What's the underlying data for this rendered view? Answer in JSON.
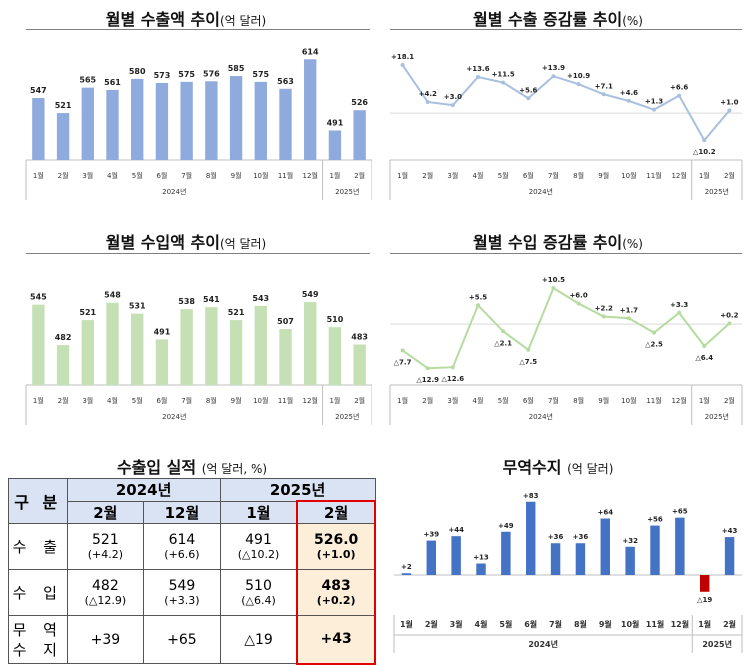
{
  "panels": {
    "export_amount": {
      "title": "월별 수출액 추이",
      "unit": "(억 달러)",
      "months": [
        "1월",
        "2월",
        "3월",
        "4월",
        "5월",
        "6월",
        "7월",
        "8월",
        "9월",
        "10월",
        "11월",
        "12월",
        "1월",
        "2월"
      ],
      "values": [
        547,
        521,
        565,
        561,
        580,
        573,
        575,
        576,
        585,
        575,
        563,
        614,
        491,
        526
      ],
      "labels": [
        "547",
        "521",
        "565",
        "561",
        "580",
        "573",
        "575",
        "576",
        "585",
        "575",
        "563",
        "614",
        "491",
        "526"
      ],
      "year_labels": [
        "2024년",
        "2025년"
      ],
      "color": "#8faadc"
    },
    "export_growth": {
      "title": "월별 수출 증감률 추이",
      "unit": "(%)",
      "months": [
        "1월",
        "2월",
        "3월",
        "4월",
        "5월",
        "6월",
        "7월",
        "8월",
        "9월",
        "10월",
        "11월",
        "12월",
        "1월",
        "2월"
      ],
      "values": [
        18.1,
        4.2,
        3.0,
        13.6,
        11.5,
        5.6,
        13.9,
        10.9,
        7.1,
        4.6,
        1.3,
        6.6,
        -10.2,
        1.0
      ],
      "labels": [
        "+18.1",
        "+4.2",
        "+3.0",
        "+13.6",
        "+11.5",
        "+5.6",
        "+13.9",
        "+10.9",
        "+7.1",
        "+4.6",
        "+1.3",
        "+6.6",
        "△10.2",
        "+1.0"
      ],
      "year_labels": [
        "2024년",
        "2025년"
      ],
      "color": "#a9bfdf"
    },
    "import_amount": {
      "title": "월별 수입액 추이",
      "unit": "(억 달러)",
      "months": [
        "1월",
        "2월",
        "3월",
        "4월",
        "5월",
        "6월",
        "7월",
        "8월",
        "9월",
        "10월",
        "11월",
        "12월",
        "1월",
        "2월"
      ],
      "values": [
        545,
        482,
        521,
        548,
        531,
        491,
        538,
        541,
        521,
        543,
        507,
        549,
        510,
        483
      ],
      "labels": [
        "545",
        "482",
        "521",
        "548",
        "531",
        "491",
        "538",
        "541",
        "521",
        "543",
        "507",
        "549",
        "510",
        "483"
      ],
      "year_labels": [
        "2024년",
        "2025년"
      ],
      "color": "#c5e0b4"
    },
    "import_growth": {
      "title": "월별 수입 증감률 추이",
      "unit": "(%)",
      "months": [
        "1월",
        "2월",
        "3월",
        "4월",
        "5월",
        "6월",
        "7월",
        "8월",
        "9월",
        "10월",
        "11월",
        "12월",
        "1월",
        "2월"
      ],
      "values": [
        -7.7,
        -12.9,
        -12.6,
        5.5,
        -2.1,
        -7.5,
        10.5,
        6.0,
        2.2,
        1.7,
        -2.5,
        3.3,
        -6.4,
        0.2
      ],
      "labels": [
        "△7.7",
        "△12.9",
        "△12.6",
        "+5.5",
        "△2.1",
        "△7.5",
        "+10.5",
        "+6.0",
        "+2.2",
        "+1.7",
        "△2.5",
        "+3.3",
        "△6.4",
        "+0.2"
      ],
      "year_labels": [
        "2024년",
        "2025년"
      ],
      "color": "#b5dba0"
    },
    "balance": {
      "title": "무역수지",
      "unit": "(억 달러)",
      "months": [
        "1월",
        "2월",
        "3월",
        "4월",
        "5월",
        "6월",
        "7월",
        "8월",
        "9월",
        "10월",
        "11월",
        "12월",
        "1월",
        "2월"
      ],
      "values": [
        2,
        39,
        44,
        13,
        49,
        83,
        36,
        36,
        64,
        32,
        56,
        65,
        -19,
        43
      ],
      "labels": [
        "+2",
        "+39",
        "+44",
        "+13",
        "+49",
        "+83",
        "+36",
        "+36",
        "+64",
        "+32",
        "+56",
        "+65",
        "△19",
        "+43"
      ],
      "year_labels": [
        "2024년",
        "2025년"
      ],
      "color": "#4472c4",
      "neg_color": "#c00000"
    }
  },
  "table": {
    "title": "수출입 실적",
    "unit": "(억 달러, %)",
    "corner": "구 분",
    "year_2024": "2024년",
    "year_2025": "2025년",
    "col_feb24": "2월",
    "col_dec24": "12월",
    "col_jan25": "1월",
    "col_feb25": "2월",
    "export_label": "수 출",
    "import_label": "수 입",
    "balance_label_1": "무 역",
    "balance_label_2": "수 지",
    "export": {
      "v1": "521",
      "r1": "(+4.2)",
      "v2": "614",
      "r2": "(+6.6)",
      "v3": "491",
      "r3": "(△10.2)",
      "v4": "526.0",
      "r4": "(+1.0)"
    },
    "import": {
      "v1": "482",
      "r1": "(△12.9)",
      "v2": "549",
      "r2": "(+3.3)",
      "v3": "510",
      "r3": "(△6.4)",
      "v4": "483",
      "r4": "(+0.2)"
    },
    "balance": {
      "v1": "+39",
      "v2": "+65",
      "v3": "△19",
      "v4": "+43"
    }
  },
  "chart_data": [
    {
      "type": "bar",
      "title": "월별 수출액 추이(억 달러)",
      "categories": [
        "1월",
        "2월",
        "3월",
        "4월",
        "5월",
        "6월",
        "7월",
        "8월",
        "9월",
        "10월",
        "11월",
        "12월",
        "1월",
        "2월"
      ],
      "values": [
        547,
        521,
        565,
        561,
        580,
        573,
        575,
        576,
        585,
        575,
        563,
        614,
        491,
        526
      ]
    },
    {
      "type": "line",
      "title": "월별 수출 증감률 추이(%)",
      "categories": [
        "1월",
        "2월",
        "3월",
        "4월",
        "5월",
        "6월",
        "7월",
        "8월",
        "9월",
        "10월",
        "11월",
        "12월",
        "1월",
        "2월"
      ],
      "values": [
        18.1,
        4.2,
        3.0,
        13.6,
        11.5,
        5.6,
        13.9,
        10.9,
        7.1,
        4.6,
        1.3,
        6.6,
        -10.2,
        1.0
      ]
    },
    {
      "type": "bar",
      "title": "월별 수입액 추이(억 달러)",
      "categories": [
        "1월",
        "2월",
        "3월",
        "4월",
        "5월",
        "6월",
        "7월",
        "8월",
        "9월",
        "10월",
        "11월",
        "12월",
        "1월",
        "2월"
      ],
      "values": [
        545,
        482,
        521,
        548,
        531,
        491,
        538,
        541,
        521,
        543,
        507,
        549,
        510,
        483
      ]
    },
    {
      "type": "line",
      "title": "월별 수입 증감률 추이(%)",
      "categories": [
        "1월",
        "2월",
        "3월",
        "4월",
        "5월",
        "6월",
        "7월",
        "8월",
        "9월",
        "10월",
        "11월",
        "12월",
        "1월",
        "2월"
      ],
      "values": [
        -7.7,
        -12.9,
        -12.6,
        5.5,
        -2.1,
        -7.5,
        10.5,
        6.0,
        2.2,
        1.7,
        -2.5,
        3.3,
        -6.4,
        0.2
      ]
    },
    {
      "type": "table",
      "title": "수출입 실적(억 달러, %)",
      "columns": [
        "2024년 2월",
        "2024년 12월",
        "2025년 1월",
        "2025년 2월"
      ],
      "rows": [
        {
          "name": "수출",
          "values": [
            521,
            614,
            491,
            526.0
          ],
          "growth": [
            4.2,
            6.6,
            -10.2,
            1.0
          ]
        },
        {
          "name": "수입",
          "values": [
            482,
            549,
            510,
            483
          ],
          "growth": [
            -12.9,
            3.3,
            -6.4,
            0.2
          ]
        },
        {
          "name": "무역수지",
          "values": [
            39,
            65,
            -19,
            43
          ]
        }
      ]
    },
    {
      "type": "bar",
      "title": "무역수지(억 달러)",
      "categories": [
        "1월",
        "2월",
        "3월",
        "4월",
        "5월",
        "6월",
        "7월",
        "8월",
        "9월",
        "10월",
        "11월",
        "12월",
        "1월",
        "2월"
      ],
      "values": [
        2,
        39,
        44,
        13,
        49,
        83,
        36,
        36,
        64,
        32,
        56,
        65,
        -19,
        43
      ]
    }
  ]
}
+ + + + +
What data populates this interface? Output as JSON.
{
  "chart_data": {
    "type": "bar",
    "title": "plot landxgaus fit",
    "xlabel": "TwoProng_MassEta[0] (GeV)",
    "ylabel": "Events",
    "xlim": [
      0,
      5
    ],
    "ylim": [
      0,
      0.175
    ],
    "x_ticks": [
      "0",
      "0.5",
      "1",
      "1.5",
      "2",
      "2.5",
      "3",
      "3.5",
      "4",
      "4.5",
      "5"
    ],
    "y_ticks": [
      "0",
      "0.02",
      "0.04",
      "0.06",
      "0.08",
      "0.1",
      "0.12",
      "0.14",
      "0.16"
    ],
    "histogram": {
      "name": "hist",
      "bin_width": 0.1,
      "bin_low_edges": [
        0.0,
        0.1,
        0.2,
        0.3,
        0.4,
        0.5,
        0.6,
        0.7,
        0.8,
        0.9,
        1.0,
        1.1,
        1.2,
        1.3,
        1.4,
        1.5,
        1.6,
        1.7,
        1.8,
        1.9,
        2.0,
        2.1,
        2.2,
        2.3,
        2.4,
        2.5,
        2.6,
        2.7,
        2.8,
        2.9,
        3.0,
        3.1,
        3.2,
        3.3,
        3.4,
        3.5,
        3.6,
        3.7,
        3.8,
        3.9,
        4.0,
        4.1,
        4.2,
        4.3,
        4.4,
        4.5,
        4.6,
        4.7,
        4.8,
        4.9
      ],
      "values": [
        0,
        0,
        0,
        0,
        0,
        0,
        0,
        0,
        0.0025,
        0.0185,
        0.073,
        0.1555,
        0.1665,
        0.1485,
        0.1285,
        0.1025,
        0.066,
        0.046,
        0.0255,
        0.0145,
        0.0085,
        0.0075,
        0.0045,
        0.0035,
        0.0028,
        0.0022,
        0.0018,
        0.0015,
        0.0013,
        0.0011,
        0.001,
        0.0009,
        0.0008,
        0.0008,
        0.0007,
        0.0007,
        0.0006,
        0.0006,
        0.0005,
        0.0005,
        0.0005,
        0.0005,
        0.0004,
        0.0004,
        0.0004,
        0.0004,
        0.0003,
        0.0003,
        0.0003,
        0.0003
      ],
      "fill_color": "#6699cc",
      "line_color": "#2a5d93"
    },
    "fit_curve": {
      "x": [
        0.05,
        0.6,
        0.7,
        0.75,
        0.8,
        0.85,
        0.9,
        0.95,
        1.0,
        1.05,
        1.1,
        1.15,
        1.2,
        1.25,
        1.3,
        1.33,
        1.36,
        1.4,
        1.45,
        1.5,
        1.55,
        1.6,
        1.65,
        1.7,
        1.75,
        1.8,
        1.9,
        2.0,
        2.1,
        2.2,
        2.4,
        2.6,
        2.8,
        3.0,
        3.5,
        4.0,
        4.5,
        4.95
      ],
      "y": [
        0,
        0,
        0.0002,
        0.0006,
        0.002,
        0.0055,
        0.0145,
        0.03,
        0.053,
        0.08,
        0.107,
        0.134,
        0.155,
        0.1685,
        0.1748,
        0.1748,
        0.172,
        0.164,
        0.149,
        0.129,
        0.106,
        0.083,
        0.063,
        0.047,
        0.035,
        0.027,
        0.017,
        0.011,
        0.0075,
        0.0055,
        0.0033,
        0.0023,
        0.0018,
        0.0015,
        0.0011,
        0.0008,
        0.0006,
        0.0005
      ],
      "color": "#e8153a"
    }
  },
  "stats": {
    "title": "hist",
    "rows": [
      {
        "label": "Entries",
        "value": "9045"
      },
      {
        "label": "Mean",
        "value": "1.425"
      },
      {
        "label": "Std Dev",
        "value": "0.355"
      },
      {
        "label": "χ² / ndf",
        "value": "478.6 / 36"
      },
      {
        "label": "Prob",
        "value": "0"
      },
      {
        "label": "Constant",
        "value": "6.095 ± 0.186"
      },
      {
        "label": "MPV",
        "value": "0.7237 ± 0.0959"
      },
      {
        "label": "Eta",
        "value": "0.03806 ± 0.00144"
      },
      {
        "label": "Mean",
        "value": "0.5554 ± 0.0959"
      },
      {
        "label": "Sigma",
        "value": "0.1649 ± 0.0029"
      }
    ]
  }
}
+ + + + +
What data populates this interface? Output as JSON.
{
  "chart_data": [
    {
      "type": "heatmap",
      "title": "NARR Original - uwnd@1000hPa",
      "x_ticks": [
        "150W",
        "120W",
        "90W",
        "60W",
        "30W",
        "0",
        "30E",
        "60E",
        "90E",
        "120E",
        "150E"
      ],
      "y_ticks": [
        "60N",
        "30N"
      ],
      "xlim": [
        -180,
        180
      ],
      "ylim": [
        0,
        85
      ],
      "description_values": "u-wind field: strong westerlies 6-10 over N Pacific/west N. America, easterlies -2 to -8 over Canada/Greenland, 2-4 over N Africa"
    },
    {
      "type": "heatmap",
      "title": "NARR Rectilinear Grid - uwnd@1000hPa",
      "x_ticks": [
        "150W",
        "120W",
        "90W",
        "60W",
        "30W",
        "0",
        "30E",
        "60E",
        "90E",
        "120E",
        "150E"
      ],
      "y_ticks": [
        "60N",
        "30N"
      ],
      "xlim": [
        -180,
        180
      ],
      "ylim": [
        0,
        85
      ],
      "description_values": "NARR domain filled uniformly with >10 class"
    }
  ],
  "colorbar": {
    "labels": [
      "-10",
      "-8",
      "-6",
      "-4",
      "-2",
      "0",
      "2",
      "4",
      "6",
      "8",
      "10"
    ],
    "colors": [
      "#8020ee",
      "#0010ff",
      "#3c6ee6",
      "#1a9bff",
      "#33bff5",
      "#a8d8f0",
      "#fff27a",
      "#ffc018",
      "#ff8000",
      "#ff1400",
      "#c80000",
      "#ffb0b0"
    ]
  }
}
+ + + + +
Write out every line of the data that holds the word "uwnd".

--- CORRECT OUTPUT ---
      "title": "NARR Original - uwnd@1000hPa",
      "title": "NARR Rectilinear Grid - uwnd@1000hPa",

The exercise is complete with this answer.